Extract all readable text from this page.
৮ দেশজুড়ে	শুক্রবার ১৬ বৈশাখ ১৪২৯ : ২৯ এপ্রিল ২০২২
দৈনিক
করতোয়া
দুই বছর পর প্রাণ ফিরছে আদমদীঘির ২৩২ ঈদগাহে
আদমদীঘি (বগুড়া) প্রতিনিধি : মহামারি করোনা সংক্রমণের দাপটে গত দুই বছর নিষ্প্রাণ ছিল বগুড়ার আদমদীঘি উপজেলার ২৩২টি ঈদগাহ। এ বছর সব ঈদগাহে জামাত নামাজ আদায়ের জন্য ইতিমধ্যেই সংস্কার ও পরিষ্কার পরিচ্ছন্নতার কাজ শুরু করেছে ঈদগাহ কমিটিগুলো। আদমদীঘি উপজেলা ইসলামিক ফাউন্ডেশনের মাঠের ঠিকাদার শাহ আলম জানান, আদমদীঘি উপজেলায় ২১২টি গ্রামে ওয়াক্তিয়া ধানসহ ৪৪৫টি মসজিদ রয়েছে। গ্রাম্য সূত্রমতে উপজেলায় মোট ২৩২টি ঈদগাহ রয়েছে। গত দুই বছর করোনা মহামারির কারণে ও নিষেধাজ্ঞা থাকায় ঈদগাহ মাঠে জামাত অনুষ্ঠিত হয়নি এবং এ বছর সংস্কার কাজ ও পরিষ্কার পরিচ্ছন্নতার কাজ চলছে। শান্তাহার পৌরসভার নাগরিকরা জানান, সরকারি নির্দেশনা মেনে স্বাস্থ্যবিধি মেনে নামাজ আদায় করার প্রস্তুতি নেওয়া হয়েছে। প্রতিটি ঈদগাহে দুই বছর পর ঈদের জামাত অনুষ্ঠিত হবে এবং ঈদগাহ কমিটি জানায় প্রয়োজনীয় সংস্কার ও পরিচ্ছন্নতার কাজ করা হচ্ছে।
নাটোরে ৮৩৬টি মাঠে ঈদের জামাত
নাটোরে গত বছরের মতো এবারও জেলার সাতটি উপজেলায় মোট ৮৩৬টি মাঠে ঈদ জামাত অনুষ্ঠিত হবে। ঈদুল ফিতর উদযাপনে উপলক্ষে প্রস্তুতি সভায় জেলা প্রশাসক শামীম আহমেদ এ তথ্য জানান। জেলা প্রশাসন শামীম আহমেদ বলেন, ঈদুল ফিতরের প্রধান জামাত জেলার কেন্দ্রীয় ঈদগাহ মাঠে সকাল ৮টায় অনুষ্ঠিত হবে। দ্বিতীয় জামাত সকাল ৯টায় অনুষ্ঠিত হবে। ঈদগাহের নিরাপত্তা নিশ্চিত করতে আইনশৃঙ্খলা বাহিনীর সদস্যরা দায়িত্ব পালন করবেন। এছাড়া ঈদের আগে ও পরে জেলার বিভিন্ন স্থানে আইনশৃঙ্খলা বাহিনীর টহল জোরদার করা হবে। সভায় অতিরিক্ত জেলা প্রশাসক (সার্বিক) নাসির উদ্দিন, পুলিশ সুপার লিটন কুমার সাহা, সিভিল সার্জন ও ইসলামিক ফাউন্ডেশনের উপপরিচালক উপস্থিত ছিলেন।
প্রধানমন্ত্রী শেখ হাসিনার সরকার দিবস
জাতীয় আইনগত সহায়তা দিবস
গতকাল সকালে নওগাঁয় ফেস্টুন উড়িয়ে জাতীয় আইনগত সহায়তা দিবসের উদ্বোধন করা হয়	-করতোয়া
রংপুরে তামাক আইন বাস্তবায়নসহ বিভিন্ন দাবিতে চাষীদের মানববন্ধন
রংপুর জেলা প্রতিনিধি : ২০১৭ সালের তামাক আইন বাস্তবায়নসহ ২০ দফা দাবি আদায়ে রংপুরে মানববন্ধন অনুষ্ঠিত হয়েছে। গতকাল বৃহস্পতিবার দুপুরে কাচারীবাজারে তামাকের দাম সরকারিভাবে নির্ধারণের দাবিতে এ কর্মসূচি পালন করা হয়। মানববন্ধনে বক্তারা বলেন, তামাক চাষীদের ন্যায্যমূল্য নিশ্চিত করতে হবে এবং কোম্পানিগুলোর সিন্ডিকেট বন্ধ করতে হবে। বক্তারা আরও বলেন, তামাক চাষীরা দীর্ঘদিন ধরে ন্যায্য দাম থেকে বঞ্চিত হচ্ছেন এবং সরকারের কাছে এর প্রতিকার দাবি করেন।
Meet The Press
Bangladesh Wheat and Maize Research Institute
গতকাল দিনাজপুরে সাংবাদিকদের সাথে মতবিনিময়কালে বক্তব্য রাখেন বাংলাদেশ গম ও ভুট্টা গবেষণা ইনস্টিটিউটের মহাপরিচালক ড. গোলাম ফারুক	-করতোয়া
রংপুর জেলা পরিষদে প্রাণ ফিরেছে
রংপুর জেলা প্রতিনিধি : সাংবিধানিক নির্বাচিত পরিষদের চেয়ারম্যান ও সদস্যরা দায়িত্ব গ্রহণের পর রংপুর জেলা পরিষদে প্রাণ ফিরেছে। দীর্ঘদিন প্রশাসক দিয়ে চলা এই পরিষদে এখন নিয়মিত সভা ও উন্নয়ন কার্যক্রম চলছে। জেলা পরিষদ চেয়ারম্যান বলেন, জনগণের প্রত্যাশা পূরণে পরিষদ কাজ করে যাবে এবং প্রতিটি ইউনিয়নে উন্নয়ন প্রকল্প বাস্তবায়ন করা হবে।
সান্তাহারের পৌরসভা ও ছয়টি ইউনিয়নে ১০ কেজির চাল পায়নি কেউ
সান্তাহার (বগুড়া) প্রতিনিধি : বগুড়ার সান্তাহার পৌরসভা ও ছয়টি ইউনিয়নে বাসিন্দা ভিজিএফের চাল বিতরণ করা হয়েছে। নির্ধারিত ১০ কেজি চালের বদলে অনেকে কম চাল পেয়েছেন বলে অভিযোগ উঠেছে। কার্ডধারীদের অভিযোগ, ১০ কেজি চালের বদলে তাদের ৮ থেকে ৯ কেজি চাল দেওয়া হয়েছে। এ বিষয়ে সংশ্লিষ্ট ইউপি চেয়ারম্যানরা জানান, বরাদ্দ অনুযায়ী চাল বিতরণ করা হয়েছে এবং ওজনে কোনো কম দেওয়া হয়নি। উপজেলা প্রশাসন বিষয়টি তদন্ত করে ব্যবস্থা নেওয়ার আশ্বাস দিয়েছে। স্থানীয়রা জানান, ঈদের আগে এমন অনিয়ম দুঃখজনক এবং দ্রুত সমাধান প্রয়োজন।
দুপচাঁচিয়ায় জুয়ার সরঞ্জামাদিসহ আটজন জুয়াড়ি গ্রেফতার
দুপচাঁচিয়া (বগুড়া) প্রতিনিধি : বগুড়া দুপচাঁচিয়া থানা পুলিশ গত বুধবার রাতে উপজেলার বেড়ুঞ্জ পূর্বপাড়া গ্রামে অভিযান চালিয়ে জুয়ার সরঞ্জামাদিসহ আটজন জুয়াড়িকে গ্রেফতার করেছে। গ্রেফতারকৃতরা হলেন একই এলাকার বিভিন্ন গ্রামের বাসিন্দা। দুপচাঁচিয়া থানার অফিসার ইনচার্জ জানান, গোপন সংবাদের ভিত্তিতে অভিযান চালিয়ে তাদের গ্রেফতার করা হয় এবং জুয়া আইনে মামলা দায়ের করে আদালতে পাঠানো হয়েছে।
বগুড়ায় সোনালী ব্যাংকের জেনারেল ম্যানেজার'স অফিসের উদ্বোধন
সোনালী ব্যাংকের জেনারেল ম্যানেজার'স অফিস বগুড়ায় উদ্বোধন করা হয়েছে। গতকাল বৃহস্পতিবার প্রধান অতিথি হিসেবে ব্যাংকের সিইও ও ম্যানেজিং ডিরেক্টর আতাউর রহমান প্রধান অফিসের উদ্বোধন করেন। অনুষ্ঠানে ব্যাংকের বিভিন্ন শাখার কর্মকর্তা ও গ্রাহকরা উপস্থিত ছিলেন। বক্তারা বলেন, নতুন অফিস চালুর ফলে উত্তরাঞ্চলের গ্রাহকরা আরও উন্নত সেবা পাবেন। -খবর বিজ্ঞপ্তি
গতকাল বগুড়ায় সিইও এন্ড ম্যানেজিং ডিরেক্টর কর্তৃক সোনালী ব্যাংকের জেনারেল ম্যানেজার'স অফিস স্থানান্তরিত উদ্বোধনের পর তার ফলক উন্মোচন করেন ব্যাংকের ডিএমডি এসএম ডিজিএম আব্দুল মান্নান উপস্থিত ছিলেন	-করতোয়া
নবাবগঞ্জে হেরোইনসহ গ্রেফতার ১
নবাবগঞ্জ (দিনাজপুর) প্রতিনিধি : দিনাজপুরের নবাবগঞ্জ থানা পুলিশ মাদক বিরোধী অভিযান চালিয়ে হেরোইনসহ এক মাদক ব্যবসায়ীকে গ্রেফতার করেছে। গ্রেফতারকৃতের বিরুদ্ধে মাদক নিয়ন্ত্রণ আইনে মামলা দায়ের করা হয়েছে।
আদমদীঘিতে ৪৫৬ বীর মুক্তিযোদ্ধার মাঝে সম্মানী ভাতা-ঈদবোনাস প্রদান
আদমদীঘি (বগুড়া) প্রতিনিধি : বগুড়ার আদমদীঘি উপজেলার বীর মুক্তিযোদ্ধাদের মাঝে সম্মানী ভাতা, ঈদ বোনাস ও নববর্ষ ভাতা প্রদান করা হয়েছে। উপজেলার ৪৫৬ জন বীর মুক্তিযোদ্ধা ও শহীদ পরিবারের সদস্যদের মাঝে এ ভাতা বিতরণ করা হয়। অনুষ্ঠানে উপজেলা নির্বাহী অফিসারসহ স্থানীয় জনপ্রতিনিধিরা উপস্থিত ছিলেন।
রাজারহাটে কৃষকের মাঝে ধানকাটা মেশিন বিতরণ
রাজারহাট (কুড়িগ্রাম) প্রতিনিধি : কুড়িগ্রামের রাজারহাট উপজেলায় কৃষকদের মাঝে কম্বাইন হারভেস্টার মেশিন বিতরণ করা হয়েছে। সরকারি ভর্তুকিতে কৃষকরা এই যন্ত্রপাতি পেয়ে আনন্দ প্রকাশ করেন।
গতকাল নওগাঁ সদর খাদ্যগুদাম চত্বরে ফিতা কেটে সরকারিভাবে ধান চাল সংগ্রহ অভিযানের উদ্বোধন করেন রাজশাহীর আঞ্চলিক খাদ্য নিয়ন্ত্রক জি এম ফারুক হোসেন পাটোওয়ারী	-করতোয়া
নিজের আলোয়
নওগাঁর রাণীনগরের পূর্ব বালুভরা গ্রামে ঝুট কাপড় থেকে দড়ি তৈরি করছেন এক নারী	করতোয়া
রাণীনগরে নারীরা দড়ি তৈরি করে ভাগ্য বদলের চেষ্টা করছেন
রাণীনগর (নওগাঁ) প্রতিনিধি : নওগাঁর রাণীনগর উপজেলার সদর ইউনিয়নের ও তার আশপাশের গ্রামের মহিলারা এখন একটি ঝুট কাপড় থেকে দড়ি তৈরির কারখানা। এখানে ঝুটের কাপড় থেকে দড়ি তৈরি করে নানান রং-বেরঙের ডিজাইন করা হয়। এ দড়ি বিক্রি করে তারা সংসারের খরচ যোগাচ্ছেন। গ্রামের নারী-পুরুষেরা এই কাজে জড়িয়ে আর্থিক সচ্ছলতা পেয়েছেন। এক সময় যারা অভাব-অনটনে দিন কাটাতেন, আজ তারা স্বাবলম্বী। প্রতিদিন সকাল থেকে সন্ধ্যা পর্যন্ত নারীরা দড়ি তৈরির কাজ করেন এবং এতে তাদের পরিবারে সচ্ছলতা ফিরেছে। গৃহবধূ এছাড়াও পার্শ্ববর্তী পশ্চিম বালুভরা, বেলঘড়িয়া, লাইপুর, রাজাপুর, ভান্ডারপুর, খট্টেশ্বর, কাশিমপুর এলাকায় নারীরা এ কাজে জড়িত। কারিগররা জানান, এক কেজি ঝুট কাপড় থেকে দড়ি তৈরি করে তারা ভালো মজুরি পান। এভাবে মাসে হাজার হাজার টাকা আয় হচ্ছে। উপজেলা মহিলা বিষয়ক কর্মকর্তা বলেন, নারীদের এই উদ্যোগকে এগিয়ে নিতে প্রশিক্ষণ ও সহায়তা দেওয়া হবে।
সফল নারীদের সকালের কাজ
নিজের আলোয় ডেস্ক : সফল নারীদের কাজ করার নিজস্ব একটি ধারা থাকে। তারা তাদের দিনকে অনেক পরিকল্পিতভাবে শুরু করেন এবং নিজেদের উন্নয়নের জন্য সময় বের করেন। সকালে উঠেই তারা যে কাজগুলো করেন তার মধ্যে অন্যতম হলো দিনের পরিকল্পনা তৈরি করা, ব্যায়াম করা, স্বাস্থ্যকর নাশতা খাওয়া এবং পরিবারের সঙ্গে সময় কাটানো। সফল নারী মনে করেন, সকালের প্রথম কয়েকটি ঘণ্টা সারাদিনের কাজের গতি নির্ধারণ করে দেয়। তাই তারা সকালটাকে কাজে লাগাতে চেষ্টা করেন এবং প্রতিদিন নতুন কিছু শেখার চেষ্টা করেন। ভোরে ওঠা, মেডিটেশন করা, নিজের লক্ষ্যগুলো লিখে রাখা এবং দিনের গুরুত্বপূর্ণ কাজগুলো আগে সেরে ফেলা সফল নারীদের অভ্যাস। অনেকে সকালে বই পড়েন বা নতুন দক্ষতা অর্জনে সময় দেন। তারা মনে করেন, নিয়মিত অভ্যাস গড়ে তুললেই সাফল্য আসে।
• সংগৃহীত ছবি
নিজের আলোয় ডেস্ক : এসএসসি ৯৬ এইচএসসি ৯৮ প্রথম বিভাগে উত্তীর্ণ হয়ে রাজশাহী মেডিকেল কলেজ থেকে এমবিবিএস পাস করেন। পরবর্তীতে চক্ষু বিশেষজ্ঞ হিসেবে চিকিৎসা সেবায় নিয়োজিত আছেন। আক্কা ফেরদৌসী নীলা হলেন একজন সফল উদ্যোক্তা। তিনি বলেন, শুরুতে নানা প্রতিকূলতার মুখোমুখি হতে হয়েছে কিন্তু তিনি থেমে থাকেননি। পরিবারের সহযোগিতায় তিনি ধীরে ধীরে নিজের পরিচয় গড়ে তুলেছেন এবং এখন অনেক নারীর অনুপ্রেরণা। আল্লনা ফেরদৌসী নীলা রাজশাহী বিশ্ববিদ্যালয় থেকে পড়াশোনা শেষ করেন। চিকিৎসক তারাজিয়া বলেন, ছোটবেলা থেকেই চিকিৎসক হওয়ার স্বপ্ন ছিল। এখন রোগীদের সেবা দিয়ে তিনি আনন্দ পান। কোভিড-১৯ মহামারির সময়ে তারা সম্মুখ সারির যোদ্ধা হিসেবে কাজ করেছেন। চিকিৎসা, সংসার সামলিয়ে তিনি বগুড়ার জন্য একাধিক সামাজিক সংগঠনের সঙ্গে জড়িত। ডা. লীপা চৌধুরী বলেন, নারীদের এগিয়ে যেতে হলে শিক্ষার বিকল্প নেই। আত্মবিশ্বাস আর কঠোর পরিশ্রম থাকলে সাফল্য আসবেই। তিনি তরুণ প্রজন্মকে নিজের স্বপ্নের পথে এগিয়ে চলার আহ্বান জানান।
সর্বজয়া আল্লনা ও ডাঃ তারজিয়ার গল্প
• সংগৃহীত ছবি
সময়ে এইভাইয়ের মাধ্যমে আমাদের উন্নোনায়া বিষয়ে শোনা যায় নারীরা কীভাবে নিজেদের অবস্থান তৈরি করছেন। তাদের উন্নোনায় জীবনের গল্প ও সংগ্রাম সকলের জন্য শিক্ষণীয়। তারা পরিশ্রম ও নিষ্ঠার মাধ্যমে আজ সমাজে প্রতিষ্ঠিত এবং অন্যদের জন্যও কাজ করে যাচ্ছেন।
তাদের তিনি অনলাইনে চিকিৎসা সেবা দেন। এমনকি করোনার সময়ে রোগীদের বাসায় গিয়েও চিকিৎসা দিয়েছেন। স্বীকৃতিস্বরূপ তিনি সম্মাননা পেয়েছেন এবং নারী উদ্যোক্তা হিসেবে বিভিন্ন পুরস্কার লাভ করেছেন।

# DIRECTIVE:
Gather each line of the listing containing the word "আটজন" and show it.

# EXERCISE ANSWER:
দুপচাঁচিয়ায় জুয়ার সরঞ্জামাদিসহ আটজন জুয়াড়ি গ্রেফতার
দুপচাঁচিয়া (বগুড়া) প্রতিনিধি : বগুড়া দুপচাঁচিয়া থানা পুলিশ গত বুধবার রাতে উপজেলার বেড়ুঞ্জ পূর্বপাড়া গ্রামে অভিযান চালিয়ে জুয়ার সরঞ্জামাদিসহ আটজন জুয়াড়িকে গ্রেফতার করেছে। গ্রেফতারকৃতরা হলেন একই এলাকার বিভিন্ন গ্রামের বাসিন্দা। দুপচাঁচিয়া থানার অফিসার ইনচার্জ জানান, গোপন সংবাদের ভিত্তিতে অভিযান চালিয়ে তাদের গ্রেফতার করা হয় এবং জুয়া আইনে মামলা দায়ের করে আদালতে পাঠানো হয়েছে।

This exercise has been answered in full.